§ **Supplied material**:

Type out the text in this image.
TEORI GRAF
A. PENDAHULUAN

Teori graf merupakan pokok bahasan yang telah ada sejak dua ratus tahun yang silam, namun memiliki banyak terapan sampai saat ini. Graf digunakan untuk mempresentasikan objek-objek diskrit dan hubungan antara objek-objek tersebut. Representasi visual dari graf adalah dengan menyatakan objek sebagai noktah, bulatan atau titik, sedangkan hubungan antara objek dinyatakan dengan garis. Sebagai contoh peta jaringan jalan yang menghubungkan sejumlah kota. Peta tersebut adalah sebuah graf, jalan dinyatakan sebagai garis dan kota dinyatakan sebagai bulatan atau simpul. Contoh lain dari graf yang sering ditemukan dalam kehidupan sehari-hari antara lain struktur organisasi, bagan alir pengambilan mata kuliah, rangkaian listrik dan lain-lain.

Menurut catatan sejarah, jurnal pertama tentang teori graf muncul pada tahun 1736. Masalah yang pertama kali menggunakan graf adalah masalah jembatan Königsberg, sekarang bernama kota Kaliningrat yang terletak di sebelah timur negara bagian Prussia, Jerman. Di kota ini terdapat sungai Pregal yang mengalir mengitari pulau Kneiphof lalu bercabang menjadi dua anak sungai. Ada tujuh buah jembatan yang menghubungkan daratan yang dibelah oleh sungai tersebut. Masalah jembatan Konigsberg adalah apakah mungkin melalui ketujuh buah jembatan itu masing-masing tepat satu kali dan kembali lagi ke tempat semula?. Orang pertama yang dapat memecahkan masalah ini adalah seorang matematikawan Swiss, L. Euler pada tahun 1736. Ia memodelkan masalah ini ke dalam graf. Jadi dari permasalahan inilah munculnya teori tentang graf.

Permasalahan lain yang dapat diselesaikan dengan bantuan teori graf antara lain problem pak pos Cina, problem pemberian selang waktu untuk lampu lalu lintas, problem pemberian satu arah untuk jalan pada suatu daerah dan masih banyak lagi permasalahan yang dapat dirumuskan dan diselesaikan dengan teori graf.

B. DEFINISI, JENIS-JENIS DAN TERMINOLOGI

§ **What is required**:
Every line above should be retyped exactly as given.

§ **Answer for the task**:
Type out the text in this image.
TEORI GRAF
A. PENDAHULUAN

Teori graf merupakan pokok bahasan yang telah ada sejak dua ratus tahun yang silam, namun memiliki banyak terapan sampai saat ini. Graf digunakan untuk mempresentasikan objek-objek diskrit dan hubungan antara objek-objek tersebut. Representasi visual dari graf adalah dengan menyatakan objek sebagai noktah, bulatan atau titik, sedangkan hubungan antara objek dinyatakan dengan garis. Sebagai contoh peta jaringan jalan yang menghubungkan sejumlah kota. Peta tersebut adalah sebuah graf, jalan dinyatakan sebagai garis dan kota dinyatakan sebagai bulatan atau simpul. Contoh lain dari graf yang sering ditemukan dalam kehidupan sehari-hari antara lain struktur organisasi, bagan alir pengambilan mata kuliah, rangkaian listrik dan lain-lain.

Menurut catatan sejarah, jurnal pertama tentang teori graf muncul pada tahun 1736. Masalah yang pertama kali menggunakan graf adalah masalah jembatan Königsberg, sekarang bernama kota Kaliningrat yang terletak di sebelah timur negara bagian Prussia, Jerman. Di kota ini terdapat sungai Pregal yang mengalir mengitari pulau Kneiphof lalu bercabang menjadi dua anak sungai. Ada tujuh buah jembatan yang menghubungkan daratan yang dibelah oleh sungai tersebut. Masalah jembatan Konigsberg adalah apakah mungkin melalui ketujuh buah jembatan itu masing-masing tepat satu kali dan kembali lagi ke tempat semula?. Orang pertama yang dapat memecahkan masalah ini adalah seorang matematikawan Swiss, L. Euler pada tahun 1736. Ia memodelkan masalah ini ke dalam graf. Jadi dari permasalahan inilah munculnya teori tentang graf.

Permasalahan lain yang dapat diselesaikan dengan bantuan teori graf antara lain problem pak pos Cina, problem pemberian selang waktu untuk lampu lalu lintas, problem pemberian satu arah untuk jalan pada suatu daerah dan masih banyak lagi permasalahan yang dapat dirumuskan dan diselesaikan dengan teori graf.

B. DEFINISI, JENIS-JENIS DAN TERMINOLOGI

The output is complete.